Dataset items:
/---
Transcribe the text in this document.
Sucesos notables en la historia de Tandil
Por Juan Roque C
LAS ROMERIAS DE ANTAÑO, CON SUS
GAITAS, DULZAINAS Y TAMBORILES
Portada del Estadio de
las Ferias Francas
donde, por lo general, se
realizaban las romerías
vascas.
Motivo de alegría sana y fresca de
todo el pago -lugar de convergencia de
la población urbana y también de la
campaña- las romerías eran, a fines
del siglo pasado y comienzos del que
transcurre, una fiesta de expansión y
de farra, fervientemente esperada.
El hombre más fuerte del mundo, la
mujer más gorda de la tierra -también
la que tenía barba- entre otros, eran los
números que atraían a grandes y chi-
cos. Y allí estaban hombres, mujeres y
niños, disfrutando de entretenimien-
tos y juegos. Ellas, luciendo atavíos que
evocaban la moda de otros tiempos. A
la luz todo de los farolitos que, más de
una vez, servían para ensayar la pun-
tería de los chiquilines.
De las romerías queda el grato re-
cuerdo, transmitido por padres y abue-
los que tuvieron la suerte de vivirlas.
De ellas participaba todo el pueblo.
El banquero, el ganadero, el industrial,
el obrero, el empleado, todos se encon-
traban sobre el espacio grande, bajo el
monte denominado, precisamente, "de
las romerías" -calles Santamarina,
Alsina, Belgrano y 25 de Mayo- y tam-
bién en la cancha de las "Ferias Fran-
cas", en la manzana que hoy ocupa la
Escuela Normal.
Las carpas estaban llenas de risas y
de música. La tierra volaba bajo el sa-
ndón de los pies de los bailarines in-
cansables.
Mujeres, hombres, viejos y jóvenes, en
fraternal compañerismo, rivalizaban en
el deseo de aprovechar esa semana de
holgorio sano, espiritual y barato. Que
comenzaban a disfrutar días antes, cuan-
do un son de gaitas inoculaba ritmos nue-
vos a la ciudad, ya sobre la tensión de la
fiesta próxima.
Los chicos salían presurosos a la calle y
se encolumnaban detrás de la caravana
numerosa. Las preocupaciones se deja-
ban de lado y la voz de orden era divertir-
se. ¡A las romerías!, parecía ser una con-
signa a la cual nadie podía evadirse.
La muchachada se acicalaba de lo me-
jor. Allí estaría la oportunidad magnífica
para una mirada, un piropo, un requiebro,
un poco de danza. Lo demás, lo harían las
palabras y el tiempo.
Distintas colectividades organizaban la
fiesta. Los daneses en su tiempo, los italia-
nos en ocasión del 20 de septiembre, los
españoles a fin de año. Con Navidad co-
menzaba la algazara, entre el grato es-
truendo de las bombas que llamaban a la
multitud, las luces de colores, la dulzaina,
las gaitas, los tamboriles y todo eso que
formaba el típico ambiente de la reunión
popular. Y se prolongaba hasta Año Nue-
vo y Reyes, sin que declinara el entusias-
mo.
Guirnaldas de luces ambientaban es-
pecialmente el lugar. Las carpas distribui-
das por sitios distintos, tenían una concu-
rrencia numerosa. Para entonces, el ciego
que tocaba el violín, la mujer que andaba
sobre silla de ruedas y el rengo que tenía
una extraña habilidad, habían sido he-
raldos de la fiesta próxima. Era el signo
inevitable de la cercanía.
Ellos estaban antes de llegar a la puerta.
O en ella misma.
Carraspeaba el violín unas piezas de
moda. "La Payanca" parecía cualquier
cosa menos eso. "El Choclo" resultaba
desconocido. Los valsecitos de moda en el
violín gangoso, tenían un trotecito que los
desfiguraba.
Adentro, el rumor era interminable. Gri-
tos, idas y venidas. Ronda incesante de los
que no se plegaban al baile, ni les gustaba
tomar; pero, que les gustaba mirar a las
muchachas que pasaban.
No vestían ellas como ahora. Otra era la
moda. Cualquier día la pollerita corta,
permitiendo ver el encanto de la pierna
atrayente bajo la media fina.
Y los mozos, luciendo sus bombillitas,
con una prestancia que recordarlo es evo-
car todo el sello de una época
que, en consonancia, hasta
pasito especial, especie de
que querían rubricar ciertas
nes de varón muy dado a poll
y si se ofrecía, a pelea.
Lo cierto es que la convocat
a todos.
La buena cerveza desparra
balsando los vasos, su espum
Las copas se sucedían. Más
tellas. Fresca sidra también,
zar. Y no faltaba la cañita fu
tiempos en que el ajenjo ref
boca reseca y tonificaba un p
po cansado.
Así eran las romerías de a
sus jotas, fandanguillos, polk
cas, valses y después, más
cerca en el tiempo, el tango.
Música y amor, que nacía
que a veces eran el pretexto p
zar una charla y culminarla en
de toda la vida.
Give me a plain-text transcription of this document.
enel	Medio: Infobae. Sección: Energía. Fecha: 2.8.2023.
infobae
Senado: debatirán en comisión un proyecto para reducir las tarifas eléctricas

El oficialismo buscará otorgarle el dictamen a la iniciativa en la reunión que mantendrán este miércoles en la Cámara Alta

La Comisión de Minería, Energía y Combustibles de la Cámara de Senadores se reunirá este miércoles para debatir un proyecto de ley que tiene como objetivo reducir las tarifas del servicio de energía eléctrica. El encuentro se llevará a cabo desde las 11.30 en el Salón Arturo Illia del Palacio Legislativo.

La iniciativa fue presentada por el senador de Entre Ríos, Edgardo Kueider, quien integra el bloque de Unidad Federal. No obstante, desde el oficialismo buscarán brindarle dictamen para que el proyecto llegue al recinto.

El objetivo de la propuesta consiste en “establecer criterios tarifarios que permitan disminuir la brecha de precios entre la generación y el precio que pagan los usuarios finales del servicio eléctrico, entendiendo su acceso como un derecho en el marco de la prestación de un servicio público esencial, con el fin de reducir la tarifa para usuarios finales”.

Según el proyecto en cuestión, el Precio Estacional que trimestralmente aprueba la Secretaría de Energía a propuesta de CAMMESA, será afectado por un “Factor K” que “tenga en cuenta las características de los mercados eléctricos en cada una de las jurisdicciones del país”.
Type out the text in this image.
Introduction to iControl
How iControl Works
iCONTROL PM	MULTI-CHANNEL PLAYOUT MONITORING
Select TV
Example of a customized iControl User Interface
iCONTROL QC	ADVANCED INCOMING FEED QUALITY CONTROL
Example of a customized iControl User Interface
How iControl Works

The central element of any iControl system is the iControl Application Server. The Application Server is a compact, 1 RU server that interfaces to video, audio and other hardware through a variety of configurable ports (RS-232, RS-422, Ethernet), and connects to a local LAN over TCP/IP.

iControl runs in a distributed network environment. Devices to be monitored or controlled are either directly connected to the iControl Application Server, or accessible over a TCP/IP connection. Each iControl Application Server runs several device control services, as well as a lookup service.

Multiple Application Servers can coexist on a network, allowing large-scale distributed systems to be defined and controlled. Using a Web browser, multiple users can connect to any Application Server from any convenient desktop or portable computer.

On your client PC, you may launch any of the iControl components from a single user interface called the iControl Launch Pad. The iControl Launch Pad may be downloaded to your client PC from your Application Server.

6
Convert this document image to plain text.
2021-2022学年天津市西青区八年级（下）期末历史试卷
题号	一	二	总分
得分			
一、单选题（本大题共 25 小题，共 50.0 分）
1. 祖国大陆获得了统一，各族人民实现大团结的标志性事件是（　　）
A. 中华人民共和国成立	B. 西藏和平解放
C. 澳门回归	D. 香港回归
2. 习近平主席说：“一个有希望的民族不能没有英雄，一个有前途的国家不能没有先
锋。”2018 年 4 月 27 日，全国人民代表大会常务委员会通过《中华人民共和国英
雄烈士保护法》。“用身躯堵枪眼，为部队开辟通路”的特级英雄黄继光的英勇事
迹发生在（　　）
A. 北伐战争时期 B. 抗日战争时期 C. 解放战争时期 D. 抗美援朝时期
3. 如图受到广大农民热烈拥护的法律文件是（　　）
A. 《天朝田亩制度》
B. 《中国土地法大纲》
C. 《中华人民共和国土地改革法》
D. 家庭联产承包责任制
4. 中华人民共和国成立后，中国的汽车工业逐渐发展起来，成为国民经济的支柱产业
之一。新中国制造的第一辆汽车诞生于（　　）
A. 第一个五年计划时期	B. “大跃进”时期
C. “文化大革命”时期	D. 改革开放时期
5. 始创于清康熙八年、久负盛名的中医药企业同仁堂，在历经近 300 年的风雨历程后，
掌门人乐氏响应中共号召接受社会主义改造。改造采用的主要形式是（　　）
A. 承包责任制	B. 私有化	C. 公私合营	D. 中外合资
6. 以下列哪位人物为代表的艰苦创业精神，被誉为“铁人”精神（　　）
\---
**Task requirements:** Through the last line of the entries above, beginning at the line containing "Convert this document image to plain text.", transcribe each line exactly, both ends included and nothing more.

**Solution to the problem:**
Convert this document image to plain text.
2021-2022学年天津市西青区八年级（下）期末历史试卷
题号	一	二	总分
得分			
一、单选题（本大题共 25 小题，共 50.0 分）
1. 祖国大陆获得了统一，各族人民实现大团结的标志性事件是（　　）
A. 中华人民共和国成立	B. 西藏和平解放
C. 澳门回归	D. 香港回归
2. 习近平主席说：“一个有希望的民族不能没有英雄，一个有前途的国家不能没有先
锋。”2018 年 4 月 27 日，全国人民代表大会常务委员会通过《中华人民共和国英
雄烈士保护法》。“用身躯堵枪眼，为部队开辟通路”的特级英雄黄继光的英勇事
迹发生在（　　）
A. 北伐战争时期 B. 抗日战争时期 C. 解放战争时期 D. 抗美援朝时期
3. 如图受到广大农民热烈拥护的法律文件是（　　）
A. 《天朝田亩制度》
B. 《中国土地法大纲》
C. 《中华人民共和国土地改革法》
D. 家庭联产承包责任制
4. 中华人民共和国成立后，中国的汽车工业逐渐发展起来，成为国民经济的支柱产业
之一。新中国制造的第一辆汽车诞生于（　　）
A. 第一个五年计划时期	B. “大跃进”时期
C. “文化大革命”时期	D. 改革开放时期
5. 始创于清康熙八年、久负盛名的中医药企业同仁堂，在历经近 300 年的风雨历程后，
掌门人乐氏响应中共号召接受社会主义改造。改造采用的主要形式是（　　）
A. 承包责任制	B. 私有化	C. 公私合营	D. 中外合资
6. 以下列哪位人物为代表的艰苦创业精神，被誉为“铁人”精神（　　）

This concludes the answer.